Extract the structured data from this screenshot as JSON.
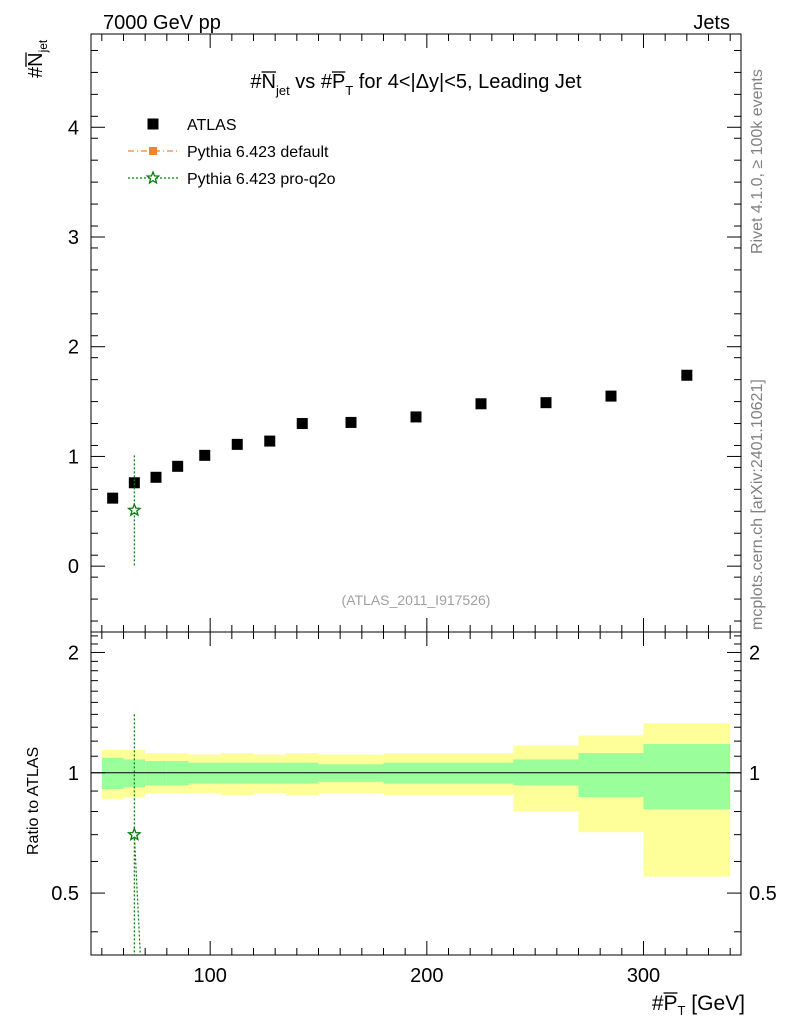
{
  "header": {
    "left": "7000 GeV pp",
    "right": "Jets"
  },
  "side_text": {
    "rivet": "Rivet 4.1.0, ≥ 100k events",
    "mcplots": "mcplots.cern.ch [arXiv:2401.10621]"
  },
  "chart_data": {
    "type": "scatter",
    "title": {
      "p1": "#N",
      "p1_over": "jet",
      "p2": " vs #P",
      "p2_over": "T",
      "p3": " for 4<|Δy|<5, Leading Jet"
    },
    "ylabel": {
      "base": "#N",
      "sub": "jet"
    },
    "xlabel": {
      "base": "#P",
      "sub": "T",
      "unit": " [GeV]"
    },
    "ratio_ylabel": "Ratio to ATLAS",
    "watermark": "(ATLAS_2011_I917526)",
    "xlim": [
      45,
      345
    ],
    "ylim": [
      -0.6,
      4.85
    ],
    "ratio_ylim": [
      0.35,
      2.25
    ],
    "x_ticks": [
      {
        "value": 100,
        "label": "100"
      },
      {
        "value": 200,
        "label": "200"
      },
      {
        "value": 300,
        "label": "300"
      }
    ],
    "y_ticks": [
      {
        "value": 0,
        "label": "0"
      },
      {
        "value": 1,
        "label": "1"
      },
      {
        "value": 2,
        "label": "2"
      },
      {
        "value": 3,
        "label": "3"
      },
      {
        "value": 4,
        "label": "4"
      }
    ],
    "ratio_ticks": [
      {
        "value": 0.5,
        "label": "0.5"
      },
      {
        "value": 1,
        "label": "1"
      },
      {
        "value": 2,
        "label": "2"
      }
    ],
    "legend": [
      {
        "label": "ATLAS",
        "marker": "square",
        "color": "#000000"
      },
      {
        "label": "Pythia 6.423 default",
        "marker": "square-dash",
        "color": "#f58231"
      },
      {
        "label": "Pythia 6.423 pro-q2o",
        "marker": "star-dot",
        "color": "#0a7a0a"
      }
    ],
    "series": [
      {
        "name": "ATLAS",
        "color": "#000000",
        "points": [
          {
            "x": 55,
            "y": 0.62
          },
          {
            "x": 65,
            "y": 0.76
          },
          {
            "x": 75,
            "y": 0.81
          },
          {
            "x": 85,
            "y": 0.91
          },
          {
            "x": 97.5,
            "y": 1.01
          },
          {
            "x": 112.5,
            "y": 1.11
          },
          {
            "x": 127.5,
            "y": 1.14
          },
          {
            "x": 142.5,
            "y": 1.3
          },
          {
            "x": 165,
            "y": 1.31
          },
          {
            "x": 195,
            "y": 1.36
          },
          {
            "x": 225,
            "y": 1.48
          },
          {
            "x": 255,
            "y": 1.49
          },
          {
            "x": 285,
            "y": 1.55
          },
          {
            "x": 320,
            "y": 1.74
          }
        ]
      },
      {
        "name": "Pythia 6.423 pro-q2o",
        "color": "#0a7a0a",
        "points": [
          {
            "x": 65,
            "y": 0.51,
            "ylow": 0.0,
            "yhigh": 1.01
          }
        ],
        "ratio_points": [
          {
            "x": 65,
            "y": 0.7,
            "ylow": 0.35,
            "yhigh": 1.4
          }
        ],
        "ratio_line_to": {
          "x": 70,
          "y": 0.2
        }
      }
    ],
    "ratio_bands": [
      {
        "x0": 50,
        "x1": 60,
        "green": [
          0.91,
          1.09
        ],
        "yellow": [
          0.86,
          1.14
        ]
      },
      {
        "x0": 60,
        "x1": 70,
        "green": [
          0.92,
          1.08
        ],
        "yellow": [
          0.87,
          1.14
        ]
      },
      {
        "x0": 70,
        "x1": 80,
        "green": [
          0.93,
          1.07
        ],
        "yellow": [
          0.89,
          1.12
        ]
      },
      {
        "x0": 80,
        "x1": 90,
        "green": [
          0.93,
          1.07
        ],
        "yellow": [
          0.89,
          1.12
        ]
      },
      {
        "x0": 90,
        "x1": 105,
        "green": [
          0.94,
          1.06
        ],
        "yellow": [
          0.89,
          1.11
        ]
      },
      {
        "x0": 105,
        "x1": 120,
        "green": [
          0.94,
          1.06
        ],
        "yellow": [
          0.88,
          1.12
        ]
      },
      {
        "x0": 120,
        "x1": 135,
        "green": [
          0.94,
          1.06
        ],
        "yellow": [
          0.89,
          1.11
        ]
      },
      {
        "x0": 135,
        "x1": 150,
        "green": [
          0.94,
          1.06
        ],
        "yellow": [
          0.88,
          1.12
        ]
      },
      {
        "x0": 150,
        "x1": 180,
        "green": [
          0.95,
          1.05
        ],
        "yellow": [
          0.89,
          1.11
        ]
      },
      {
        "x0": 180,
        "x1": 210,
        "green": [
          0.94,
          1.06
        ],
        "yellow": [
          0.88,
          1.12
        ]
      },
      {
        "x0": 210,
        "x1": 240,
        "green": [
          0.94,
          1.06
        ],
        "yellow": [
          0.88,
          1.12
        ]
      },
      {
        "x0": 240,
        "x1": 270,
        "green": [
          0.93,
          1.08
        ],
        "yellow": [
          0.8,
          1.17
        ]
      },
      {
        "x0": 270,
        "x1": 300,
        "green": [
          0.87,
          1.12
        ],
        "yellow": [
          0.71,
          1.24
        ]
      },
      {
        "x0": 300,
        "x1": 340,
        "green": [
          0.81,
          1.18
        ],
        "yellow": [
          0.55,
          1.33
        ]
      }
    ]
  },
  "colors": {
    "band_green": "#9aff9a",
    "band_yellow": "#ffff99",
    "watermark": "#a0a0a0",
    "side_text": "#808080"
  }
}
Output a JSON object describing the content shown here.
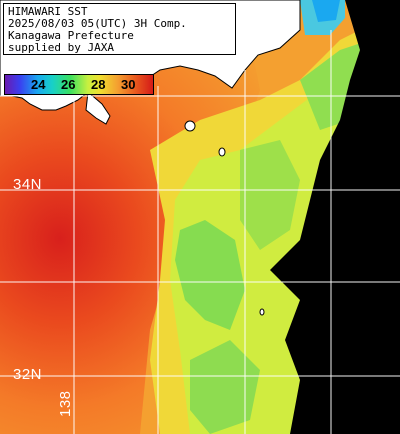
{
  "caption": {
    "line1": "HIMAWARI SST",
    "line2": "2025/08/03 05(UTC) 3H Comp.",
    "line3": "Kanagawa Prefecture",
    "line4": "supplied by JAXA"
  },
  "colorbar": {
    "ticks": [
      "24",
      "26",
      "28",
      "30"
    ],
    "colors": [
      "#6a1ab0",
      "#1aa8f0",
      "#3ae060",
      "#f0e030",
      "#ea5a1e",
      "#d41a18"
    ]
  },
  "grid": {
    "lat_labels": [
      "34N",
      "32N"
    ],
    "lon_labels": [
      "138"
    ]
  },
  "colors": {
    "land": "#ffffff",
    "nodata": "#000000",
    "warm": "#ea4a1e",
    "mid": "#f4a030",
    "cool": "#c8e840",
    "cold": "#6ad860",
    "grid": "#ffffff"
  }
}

____________________

§ GOAL
In the records above, tally the lines where the word "value" appears, and give the number and nothing else.

§ THE ANSWER
11